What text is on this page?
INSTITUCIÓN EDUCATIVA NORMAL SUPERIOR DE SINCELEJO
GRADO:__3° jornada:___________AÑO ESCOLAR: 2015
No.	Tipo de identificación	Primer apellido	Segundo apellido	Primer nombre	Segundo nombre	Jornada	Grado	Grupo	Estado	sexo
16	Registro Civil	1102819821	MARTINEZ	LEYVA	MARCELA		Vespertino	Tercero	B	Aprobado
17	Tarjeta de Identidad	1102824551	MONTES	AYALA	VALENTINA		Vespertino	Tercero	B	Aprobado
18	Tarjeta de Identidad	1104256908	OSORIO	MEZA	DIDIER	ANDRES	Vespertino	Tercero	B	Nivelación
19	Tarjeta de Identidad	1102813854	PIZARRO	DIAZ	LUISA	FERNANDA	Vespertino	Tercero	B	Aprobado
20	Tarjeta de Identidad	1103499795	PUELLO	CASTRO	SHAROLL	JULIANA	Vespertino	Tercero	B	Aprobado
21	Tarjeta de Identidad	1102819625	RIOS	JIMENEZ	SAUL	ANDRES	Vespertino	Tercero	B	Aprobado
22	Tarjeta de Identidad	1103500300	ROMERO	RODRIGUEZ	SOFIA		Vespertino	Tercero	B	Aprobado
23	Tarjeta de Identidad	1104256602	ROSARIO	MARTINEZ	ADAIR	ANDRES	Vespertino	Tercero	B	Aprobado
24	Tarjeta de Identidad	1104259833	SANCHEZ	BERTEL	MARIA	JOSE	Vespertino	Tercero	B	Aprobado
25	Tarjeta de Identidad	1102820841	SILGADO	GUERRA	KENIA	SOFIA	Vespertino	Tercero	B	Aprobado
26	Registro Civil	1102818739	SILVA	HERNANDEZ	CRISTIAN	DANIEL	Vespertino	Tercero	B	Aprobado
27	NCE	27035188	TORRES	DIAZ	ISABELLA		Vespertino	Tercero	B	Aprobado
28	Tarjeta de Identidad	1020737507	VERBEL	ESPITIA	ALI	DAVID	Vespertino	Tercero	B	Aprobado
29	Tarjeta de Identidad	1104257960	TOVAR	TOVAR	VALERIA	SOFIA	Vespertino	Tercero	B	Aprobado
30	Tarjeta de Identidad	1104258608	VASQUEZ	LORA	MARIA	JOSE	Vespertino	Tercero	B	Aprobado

──────

- [THE TASK]: Copy all of the data exactly.

- [ANSWER IN FULL]:
What text is on this page?
INSTITUCIÓN EDUCATIVA NORMAL SUPERIOR DE SINCELEJO
GRADO:__3° jornada:___________AÑO ESCOLAR: 2015
No.	Tipo de identificación	Primer apellido	Segundo apellido	Primer nombre	Segundo nombre	Jornada	Grado	Grupo	Estado	sexo
16	Registro Civil	1102819821	MARTINEZ	LEYVA	MARCELA		Vespertino	Tercero	B	Aprobado
17	Tarjeta de Identidad	1102824551	MONTES	AYALA	VALENTINA		Vespertino	Tercero	B	Aprobado
18	Tarjeta de Identidad	1104256908	OSORIO	MEZA	DIDIER	ANDRES	Vespertino	Tercero	B	Nivelación
19	Tarjeta de Identidad	1102813854	PIZARRO	DIAZ	LUISA	FERNANDA	Vespertino	Tercero	B	Aprobado
20	Tarjeta de Identidad	1103499795	PUELLO	CASTRO	SHAROLL	JULIANA	Vespertino	Tercero	B	Aprobado
21	Tarjeta de Identidad	1102819625	RIOS	JIMENEZ	SAUL	ANDRES	Vespertino	Tercero	B	Aprobado
22	Tarjeta de Identidad	1103500300	ROMERO	RODRIGUEZ	SOFIA		Vespertino	Tercero	B	Aprobado
23	Tarjeta de Identidad	1104256602	ROSARIO	MARTINEZ	ADAIR	ANDRES	Vespertino	Tercero	B	Aprobado
24	Tarjeta de Identidad	1104259833	SANCHEZ	BERTEL	MARIA	JOSE	Vespertino	Tercero	B	Aprobado
25	Tarjeta de Identidad	1102820841	SILGADO	GUERRA	KENIA	SOFIA	Vespertino	Tercero	B	Aprobado
26	Registro Civil	1102818739	SILVA	HERNANDEZ	CRISTIAN	DANIEL	Vespertino	Tercero	B	Aprobado
27	NCE	27035188	TORRES	DIAZ	ISABELLA		Vespertino	Tercero	B	Aprobado
28	Tarjeta de Identidad	1020737507	VERBEL	ESPITIA	ALI	DAVID	Vespertino	Tercero	B	Aprobado
29	Tarjeta de Identidad	1104257960	TOVAR	TOVAR	VALERIA	SOFIA	Vespertino	Tercero	B	Aprobado
30	Tarjeta de Identidad	1104258608	VASQUEZ	LORA	MARIA	JOSE	Vespertino	Tercero	B	Aprobado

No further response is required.